• [Written instruction]
Find every line in the records that holds the string "Shear". Copy each one.

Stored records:

***

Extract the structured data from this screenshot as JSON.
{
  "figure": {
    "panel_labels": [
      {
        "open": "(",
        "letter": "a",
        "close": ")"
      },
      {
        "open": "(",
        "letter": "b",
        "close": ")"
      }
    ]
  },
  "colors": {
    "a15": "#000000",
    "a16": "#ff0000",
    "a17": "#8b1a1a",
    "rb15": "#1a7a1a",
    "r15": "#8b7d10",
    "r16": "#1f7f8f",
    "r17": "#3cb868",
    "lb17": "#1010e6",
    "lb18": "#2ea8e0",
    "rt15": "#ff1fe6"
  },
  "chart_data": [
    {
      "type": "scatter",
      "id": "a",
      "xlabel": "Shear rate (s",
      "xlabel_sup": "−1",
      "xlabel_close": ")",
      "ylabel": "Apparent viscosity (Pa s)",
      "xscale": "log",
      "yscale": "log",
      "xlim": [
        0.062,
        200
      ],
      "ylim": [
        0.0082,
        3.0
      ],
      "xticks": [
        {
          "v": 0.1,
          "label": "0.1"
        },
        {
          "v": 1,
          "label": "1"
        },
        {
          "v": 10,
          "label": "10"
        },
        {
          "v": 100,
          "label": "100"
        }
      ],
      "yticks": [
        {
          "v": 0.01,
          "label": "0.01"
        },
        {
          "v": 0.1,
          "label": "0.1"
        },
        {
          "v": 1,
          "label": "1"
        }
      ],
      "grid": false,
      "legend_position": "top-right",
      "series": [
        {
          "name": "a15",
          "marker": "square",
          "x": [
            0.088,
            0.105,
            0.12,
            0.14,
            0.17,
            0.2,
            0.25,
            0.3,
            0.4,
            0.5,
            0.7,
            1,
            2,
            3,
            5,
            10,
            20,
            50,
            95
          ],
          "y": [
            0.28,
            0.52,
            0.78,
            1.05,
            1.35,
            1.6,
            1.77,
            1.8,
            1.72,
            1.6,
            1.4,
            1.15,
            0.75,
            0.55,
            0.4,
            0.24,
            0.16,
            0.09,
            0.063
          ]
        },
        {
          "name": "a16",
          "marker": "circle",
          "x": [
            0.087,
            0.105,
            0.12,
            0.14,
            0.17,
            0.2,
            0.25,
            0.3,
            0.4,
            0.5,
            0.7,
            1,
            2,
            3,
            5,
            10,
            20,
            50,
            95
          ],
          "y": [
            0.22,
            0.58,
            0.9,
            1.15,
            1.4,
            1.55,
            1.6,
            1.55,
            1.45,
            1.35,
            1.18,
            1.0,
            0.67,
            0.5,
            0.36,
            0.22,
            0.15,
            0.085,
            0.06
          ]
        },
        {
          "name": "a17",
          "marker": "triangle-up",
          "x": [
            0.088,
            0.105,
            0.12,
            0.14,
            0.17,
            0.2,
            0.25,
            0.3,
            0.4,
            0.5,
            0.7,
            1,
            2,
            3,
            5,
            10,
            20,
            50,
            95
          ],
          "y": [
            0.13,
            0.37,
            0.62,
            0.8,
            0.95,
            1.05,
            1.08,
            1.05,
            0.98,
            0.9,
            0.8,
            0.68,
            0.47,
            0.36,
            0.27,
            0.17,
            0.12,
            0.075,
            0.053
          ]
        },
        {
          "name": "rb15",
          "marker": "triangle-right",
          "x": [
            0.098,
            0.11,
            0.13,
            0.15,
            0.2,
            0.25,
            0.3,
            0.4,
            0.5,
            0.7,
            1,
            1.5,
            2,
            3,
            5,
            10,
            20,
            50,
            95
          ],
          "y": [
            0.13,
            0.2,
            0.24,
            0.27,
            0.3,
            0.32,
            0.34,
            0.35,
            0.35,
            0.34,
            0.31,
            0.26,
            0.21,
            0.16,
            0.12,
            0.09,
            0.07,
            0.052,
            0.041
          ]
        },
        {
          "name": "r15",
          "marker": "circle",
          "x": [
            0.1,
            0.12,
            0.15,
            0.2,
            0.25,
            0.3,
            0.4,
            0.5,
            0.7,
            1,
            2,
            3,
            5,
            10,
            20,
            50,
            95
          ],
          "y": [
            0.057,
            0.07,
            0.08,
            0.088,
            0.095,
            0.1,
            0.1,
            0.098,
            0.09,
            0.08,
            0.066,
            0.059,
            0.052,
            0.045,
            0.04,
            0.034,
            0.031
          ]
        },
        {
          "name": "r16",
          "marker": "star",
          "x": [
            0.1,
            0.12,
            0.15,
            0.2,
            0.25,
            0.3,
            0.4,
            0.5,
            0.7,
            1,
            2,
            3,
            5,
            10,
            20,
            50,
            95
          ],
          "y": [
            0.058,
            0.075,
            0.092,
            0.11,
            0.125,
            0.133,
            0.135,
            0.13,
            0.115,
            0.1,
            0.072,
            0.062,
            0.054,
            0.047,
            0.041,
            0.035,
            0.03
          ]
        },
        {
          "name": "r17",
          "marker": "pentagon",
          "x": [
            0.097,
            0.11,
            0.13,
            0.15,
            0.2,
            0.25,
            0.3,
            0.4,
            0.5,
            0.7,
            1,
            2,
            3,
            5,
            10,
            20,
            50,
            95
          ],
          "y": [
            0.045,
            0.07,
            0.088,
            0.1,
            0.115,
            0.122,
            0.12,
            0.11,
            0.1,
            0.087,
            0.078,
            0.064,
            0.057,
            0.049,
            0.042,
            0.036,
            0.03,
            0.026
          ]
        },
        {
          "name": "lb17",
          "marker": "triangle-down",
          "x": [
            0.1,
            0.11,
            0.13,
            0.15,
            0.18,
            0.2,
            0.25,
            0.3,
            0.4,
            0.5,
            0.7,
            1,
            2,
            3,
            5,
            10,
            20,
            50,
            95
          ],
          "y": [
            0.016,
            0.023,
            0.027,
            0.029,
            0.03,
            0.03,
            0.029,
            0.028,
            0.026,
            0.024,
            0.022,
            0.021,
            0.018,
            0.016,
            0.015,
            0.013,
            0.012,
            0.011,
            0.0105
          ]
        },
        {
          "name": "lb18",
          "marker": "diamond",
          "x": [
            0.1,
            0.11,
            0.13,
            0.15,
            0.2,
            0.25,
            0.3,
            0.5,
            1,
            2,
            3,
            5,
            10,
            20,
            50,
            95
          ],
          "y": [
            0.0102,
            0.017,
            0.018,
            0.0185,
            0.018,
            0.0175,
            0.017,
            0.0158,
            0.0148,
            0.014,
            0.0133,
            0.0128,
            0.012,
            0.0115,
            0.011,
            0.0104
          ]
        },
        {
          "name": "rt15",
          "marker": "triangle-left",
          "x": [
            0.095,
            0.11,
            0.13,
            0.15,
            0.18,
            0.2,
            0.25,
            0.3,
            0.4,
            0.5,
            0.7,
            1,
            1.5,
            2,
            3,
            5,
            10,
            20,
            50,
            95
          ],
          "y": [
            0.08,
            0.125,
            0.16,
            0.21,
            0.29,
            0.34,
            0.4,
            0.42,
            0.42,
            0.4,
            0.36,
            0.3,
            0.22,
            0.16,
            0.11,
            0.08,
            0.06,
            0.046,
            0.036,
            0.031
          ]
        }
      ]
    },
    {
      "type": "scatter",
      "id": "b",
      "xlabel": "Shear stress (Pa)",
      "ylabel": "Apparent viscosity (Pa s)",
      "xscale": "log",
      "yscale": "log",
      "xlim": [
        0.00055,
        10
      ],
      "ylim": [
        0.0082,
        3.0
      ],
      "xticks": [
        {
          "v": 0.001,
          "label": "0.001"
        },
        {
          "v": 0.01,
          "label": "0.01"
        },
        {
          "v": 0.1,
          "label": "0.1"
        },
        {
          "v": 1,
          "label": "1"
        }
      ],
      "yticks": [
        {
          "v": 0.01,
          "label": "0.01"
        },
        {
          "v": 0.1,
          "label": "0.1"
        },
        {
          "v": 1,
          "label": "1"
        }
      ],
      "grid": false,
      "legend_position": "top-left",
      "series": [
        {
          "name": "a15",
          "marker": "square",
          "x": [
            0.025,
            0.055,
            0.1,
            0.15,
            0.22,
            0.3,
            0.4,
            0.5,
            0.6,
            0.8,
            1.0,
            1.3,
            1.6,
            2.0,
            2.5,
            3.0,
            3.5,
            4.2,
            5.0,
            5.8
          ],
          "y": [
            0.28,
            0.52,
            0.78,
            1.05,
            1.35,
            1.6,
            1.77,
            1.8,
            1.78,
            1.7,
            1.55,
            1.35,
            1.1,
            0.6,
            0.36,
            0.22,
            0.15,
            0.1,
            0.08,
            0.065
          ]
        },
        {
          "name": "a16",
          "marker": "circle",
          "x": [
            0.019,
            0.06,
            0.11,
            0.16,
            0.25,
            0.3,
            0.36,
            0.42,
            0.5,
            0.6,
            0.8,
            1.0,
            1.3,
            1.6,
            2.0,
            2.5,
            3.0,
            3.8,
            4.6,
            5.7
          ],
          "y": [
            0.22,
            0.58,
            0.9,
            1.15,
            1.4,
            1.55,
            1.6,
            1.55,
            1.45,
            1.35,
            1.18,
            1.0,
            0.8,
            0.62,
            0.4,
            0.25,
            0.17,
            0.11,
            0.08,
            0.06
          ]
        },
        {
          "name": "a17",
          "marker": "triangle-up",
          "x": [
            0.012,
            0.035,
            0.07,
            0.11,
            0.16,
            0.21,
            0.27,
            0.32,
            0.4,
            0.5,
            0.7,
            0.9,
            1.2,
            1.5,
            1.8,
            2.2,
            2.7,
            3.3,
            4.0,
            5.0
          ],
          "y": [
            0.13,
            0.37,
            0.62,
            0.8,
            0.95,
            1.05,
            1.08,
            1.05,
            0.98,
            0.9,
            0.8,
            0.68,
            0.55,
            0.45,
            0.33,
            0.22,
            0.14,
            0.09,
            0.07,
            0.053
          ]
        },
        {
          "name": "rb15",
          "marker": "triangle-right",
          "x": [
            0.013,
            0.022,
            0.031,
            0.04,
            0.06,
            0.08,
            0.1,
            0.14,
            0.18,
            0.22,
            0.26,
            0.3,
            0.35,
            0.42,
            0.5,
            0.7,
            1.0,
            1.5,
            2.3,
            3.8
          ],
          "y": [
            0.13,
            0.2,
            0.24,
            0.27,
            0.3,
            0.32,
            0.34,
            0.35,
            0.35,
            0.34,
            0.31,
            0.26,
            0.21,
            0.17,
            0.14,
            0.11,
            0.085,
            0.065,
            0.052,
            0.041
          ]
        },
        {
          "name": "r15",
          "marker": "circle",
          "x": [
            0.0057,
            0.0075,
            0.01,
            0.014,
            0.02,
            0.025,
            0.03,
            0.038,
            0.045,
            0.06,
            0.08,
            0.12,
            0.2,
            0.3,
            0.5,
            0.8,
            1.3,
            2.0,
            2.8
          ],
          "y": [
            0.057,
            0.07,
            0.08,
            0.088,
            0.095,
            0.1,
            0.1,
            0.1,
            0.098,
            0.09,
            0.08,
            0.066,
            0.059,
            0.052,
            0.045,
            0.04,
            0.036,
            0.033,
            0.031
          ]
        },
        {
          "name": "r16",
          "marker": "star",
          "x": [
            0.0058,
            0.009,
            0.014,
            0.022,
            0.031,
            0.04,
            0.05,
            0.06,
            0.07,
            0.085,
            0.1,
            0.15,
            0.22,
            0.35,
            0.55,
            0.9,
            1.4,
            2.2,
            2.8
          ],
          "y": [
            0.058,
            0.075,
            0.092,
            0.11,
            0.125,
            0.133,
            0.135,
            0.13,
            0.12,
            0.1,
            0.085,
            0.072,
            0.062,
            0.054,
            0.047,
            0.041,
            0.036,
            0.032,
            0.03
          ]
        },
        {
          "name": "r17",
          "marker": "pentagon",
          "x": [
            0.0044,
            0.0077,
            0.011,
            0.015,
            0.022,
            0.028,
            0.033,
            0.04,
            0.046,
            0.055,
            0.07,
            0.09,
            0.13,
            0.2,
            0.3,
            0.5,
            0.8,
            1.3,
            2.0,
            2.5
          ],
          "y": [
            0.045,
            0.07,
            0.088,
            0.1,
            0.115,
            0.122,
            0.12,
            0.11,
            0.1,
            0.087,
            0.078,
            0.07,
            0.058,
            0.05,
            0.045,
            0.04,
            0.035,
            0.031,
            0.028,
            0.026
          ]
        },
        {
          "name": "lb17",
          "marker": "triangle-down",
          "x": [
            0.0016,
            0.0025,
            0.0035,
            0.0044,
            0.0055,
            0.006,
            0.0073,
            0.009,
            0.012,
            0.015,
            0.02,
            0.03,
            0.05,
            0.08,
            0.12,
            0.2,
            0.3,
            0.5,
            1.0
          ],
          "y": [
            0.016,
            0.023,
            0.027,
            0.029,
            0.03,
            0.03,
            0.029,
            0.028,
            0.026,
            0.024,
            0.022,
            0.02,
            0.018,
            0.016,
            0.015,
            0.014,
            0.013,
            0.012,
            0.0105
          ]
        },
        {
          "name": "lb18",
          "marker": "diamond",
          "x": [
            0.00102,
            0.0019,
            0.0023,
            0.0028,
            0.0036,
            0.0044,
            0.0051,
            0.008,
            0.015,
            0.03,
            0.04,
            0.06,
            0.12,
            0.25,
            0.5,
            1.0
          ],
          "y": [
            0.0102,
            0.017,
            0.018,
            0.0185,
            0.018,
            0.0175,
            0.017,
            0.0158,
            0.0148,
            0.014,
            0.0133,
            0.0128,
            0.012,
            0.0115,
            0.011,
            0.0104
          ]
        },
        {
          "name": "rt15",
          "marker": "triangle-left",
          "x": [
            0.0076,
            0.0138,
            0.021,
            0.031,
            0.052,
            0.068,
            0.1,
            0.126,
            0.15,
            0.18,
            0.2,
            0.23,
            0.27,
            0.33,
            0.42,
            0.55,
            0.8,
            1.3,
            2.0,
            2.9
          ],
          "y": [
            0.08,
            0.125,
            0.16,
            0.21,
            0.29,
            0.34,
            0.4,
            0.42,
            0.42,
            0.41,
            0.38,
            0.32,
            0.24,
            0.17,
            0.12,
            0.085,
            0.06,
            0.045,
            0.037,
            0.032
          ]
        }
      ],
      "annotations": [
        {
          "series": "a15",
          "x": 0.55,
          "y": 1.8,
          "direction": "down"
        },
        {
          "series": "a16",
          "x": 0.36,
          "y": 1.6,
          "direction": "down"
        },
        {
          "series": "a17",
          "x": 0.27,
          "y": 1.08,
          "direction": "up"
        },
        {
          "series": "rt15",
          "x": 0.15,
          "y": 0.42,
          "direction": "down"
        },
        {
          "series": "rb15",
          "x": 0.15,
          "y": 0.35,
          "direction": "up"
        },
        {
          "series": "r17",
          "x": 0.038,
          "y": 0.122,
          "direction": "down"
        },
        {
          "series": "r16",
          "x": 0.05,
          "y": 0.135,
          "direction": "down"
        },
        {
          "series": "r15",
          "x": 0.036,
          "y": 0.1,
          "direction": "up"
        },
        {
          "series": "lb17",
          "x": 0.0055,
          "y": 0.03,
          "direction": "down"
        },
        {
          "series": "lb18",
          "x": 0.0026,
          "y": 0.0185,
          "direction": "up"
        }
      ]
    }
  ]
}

***

• [Exercise solution]
      "xlabel": "Shear rate (s",
      "xlabel": "Shear stress (Pa)",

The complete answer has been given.